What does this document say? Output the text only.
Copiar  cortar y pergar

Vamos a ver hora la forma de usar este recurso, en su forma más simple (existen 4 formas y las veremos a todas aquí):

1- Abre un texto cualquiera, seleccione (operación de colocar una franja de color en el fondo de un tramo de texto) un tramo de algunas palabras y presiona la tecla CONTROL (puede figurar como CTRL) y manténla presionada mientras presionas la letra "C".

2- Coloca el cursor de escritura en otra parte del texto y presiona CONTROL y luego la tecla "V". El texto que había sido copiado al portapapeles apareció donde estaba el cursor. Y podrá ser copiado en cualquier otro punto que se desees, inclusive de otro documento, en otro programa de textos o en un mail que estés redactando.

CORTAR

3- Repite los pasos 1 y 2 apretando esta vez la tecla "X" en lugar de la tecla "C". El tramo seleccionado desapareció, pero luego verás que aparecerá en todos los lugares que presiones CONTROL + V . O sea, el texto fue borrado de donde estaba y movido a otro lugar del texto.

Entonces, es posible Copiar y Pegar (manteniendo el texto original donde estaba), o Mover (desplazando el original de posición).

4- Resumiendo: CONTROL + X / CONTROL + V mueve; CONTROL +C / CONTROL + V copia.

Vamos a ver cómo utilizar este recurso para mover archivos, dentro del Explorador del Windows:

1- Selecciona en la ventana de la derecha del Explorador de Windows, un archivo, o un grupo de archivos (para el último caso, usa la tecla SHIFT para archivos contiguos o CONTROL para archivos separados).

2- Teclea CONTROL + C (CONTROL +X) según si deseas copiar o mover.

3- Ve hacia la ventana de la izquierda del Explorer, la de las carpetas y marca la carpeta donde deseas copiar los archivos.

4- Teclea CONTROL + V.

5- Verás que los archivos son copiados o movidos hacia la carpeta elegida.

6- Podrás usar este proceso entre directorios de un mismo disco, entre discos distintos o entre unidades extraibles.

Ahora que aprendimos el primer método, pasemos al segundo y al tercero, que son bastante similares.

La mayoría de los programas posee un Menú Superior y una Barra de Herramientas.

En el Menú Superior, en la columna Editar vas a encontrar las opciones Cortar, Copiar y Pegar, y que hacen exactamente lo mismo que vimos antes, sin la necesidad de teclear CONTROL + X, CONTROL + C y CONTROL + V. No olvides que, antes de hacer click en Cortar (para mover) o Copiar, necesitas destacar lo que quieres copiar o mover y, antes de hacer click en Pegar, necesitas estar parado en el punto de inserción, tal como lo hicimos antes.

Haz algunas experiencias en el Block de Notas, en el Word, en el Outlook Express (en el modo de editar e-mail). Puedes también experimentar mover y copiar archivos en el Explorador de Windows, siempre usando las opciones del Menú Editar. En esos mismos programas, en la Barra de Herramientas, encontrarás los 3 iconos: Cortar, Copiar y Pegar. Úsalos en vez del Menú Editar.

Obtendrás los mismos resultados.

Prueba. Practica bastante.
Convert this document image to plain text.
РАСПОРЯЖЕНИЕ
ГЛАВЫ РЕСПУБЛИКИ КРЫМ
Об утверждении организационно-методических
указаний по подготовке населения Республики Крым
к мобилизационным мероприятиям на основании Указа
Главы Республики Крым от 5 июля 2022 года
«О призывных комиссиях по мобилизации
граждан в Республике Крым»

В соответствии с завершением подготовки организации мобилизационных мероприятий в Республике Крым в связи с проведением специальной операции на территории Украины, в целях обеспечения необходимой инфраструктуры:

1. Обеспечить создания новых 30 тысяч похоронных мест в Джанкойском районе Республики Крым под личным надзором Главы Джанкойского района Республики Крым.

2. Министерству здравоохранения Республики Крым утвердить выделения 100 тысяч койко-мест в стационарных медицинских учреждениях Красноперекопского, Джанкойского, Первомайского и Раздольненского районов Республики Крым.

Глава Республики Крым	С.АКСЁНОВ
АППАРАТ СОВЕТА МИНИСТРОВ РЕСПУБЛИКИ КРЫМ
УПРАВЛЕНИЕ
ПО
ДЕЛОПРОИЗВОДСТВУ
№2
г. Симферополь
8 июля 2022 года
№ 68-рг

# # # # # # #

## Given request
State how many lines in the records above contain the word "июля", giving only the number.

## Result for this exercise
2